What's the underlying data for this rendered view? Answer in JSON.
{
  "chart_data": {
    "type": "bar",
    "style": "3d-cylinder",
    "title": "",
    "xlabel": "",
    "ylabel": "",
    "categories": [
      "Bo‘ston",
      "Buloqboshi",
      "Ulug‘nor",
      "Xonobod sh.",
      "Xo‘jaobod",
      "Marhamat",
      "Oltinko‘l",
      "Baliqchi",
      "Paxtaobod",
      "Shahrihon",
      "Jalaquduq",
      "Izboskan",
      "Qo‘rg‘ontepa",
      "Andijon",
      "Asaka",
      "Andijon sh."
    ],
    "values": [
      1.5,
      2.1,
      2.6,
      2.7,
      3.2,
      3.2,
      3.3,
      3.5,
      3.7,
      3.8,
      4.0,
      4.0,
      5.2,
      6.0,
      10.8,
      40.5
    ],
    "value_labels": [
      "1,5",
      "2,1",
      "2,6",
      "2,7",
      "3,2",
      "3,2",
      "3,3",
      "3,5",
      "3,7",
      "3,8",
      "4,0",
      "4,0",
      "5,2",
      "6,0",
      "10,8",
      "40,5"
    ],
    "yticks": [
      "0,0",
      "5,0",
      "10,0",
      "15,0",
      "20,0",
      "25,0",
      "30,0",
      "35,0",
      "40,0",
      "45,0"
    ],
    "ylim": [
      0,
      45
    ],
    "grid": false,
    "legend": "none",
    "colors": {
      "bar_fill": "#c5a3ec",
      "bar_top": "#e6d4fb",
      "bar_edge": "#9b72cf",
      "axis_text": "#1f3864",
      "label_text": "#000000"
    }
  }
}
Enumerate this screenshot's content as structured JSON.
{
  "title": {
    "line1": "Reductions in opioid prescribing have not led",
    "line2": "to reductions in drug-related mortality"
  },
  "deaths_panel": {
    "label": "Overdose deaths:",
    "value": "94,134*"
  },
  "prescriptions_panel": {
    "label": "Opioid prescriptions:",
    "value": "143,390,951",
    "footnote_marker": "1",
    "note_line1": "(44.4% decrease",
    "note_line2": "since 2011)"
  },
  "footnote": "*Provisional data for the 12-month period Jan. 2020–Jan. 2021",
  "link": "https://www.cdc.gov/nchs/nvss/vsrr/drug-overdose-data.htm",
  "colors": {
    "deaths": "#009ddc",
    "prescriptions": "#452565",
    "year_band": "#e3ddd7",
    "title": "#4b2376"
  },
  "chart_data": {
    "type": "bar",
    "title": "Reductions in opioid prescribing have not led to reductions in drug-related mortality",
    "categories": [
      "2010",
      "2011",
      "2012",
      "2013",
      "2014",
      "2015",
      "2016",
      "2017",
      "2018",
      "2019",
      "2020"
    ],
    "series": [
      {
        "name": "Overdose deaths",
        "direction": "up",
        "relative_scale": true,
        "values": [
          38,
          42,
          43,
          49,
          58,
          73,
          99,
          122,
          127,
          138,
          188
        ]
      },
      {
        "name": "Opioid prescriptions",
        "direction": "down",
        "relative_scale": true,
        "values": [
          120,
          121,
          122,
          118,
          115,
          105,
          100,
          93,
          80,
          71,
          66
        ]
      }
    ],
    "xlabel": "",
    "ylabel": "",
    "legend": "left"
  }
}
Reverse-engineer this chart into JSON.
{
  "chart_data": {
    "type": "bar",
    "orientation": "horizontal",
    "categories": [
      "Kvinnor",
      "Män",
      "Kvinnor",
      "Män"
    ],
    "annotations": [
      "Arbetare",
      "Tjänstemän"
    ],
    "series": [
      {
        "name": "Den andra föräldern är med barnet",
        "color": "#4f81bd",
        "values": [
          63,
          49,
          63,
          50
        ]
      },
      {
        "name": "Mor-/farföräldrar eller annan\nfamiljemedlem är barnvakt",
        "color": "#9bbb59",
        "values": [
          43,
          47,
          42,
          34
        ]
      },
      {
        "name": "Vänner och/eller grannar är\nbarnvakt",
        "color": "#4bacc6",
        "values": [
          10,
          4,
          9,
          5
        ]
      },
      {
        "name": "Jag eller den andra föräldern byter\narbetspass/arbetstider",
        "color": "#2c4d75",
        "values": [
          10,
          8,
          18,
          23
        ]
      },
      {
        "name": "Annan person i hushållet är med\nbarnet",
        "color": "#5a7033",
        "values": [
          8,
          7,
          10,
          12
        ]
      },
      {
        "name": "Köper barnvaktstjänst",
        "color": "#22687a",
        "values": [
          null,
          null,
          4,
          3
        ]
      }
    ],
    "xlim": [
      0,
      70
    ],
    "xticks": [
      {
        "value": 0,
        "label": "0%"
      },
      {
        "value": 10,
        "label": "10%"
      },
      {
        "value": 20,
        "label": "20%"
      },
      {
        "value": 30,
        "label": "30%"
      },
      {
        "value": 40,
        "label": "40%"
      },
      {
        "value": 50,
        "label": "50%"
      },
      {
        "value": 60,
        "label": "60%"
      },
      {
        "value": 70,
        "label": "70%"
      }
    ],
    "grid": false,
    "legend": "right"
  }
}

------------------------------------------------------------------------

## Exercise task
Extract lines where the string "JSON" occurs.

## Worked solution
What's the underlying data for this rendered view? Answer in JSON.
Enumerate this screenshot's content as structured JSON.
Reverse-engineer this chart into JSON.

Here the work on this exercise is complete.